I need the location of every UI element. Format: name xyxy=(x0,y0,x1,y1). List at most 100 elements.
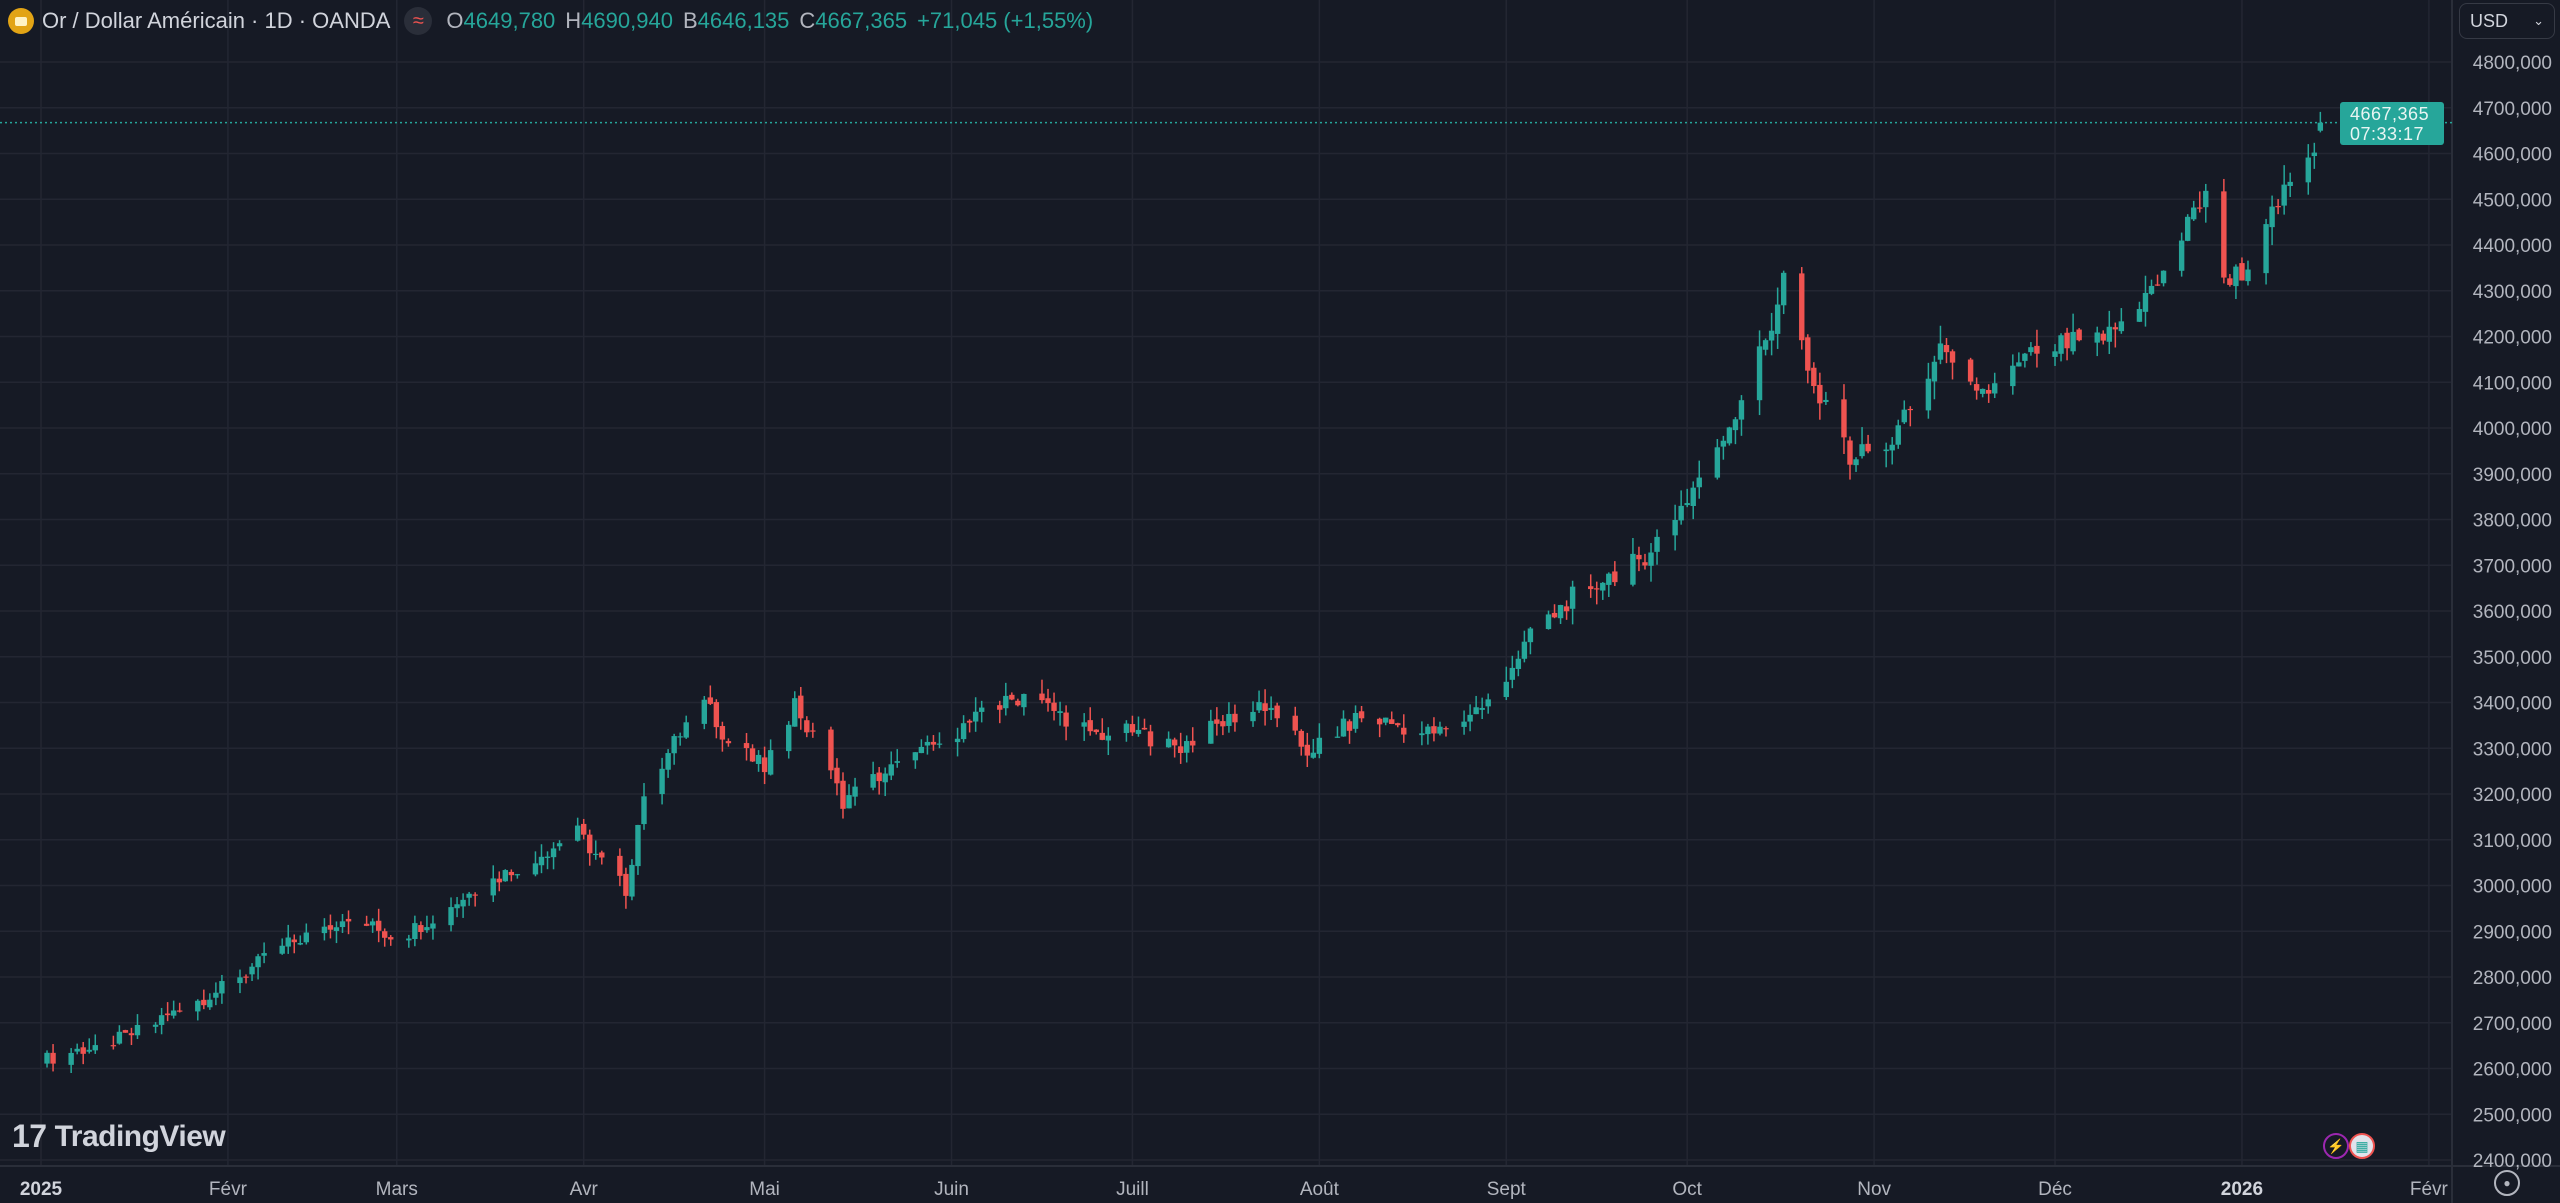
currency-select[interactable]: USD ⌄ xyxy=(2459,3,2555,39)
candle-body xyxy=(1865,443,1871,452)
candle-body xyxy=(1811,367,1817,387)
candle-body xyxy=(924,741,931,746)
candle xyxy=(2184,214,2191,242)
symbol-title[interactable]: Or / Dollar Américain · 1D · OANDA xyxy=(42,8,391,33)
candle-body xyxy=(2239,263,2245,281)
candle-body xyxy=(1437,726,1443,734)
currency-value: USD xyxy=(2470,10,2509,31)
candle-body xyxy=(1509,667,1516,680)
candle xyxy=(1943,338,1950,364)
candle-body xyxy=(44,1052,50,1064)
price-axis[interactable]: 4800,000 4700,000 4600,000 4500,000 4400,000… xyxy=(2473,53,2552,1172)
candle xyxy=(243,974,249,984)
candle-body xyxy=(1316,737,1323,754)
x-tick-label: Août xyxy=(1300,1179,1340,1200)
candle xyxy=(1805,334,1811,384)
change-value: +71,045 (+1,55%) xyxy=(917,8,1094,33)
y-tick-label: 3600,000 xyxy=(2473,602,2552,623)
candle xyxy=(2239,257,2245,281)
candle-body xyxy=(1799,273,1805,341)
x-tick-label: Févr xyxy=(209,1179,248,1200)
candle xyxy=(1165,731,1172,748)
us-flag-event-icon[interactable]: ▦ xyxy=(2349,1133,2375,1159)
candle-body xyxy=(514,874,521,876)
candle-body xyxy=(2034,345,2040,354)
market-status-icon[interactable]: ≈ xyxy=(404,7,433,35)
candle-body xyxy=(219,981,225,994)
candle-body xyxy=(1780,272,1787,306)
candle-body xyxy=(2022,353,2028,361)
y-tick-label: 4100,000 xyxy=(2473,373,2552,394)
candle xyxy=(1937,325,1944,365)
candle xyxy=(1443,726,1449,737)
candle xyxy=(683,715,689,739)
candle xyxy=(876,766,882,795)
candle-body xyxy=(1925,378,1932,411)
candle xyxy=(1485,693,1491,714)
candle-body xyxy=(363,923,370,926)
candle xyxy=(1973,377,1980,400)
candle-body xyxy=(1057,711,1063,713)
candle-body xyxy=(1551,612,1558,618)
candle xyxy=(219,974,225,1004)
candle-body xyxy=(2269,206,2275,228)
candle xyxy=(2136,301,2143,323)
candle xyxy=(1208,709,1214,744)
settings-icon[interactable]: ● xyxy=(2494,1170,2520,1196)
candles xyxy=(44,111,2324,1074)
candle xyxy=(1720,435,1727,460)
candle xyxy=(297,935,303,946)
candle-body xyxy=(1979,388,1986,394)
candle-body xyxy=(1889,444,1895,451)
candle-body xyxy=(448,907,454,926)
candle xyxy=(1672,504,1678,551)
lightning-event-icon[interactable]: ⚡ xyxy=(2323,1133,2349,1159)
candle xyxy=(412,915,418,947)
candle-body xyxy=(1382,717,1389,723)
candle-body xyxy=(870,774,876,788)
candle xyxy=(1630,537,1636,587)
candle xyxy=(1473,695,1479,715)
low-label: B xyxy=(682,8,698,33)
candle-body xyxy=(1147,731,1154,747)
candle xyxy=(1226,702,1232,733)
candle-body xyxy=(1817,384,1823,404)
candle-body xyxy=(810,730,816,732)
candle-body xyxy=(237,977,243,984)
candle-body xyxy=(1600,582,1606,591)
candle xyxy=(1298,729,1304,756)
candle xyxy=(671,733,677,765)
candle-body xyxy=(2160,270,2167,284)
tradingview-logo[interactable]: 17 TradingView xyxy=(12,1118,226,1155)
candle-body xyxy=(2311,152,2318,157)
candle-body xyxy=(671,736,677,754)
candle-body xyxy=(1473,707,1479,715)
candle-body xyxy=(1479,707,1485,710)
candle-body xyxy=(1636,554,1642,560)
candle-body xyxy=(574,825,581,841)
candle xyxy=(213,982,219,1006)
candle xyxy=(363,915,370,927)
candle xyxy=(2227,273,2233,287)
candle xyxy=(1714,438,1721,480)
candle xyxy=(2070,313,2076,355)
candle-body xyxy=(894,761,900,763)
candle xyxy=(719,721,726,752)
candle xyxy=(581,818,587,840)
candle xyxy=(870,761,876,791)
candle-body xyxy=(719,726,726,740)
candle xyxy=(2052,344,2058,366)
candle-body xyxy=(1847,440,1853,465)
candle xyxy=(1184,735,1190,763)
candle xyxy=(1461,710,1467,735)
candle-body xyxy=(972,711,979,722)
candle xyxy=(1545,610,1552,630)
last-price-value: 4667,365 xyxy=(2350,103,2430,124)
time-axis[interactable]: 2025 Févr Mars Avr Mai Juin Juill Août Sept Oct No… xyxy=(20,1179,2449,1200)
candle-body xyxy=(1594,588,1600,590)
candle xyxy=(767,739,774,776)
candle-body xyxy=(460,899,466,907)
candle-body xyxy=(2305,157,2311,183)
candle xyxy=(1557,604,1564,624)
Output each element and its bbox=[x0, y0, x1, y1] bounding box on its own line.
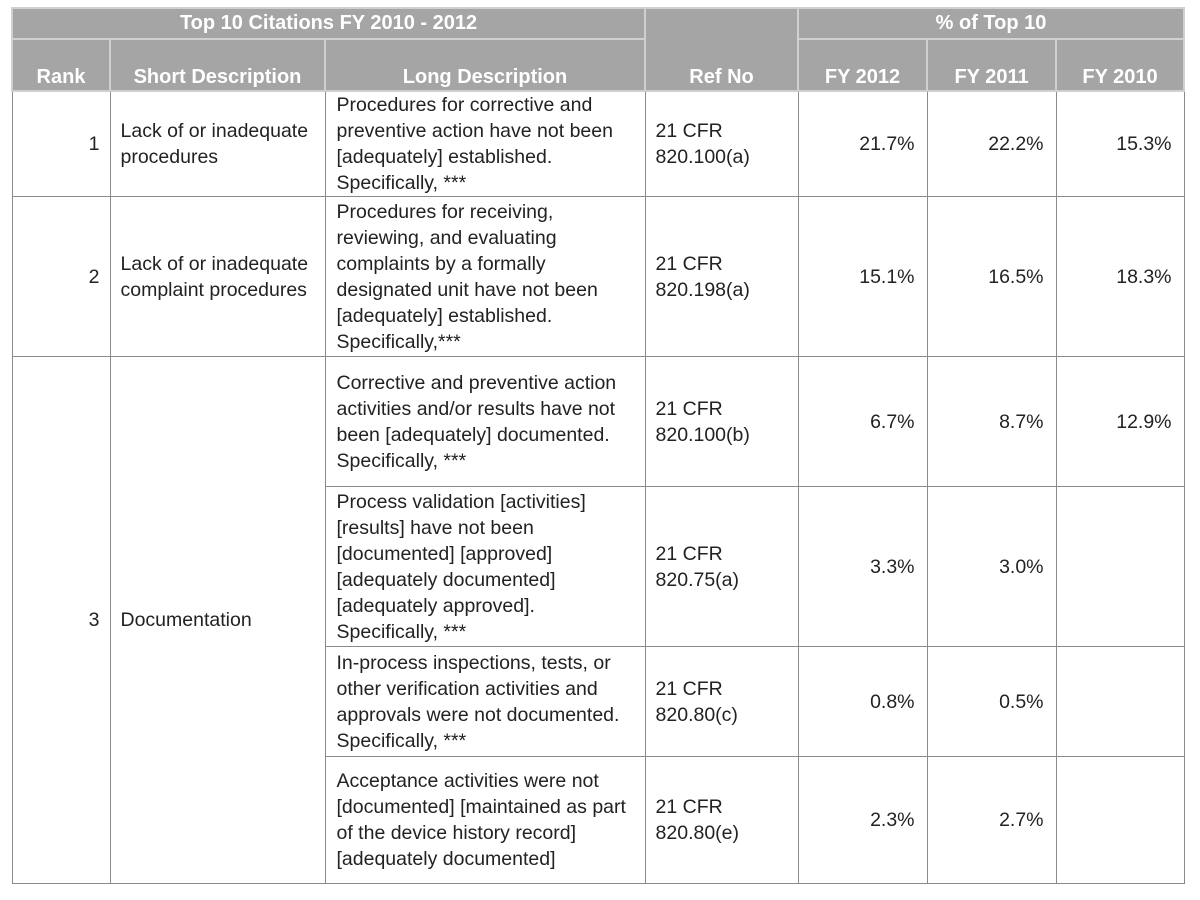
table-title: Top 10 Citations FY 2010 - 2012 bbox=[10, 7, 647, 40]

__EXERCISE REQUIREMENTS__:
Please pick out each line of the data above that contains the string "value". Case counts.

__SOLUTION BELOW__:
currency-value: USD xyxy=(2470,10,2509,31)
change-value: +71,045 (+1,55%) xyxy=(917,8,1094,33)
last-price-value: 4667,365 xyxy=(2350,103,2430,124)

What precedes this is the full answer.